_What you will do_
In the material below, the lines containing the word "Selection" are required; copy each of them.

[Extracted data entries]
--*--

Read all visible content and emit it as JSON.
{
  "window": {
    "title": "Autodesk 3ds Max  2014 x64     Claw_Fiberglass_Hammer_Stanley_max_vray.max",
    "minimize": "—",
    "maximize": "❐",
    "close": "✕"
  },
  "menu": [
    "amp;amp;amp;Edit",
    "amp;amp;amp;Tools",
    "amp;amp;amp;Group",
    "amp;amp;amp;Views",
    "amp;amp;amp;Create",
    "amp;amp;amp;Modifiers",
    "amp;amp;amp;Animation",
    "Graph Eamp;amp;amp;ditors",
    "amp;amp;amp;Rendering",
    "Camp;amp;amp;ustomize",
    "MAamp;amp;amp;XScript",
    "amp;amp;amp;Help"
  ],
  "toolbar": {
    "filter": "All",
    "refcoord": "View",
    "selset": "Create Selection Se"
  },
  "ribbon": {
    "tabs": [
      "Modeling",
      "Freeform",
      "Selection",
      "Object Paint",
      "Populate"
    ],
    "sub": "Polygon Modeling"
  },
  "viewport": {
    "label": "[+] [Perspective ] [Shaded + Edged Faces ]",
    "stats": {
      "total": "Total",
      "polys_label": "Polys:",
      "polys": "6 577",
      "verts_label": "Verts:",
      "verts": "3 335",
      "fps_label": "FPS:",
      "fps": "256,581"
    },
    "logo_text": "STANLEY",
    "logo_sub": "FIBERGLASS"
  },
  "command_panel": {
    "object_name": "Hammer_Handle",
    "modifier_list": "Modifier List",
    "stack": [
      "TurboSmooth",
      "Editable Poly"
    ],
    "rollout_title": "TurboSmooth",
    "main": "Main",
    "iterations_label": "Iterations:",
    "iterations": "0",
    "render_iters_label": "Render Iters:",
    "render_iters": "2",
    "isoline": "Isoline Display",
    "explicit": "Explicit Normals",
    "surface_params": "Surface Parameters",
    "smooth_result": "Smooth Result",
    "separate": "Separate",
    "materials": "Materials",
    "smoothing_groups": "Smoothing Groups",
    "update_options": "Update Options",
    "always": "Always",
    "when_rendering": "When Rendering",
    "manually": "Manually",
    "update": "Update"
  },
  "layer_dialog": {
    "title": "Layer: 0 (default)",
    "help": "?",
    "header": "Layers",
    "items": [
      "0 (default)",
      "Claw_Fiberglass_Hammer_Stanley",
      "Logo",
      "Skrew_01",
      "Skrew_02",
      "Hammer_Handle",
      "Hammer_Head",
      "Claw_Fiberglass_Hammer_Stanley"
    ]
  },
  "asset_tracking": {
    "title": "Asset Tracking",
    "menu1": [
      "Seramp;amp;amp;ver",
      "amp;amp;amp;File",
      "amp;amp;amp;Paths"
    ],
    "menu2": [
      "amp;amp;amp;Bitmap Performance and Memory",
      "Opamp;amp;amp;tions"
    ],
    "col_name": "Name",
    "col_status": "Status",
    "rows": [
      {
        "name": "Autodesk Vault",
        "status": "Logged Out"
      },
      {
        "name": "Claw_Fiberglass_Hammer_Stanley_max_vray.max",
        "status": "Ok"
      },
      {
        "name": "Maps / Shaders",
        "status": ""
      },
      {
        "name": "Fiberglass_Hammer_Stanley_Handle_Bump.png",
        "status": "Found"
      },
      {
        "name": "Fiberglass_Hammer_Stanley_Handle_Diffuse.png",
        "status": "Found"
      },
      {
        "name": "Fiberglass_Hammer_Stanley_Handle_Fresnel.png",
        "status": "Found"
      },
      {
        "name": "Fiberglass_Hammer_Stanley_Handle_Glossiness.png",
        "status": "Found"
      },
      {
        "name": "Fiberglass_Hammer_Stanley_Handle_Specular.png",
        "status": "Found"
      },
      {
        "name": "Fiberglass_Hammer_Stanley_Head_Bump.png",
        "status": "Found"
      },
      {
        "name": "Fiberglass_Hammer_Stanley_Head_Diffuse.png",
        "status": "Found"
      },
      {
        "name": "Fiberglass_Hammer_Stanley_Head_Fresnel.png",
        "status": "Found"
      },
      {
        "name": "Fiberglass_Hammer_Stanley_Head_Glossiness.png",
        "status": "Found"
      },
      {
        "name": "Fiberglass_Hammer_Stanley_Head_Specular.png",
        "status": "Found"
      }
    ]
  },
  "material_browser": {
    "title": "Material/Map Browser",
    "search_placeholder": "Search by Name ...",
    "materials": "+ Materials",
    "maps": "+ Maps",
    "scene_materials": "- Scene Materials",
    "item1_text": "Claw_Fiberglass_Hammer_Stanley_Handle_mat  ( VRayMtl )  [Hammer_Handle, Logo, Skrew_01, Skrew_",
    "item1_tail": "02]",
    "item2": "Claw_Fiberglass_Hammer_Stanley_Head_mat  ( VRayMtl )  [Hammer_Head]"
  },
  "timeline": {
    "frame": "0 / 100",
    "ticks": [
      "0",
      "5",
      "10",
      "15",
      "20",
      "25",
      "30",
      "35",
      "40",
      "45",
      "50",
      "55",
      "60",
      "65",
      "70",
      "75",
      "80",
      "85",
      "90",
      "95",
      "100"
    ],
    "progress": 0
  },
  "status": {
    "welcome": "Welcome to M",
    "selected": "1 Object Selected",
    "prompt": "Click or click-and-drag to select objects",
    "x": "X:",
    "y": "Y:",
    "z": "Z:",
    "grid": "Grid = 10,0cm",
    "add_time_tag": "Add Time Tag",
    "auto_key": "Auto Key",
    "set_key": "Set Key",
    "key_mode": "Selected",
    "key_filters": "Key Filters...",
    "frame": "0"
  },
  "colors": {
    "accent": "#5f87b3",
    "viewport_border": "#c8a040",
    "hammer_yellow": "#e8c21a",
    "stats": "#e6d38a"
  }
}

--*--

_Exercise output_
    "selset": "Create Selection Se"
      "Selection",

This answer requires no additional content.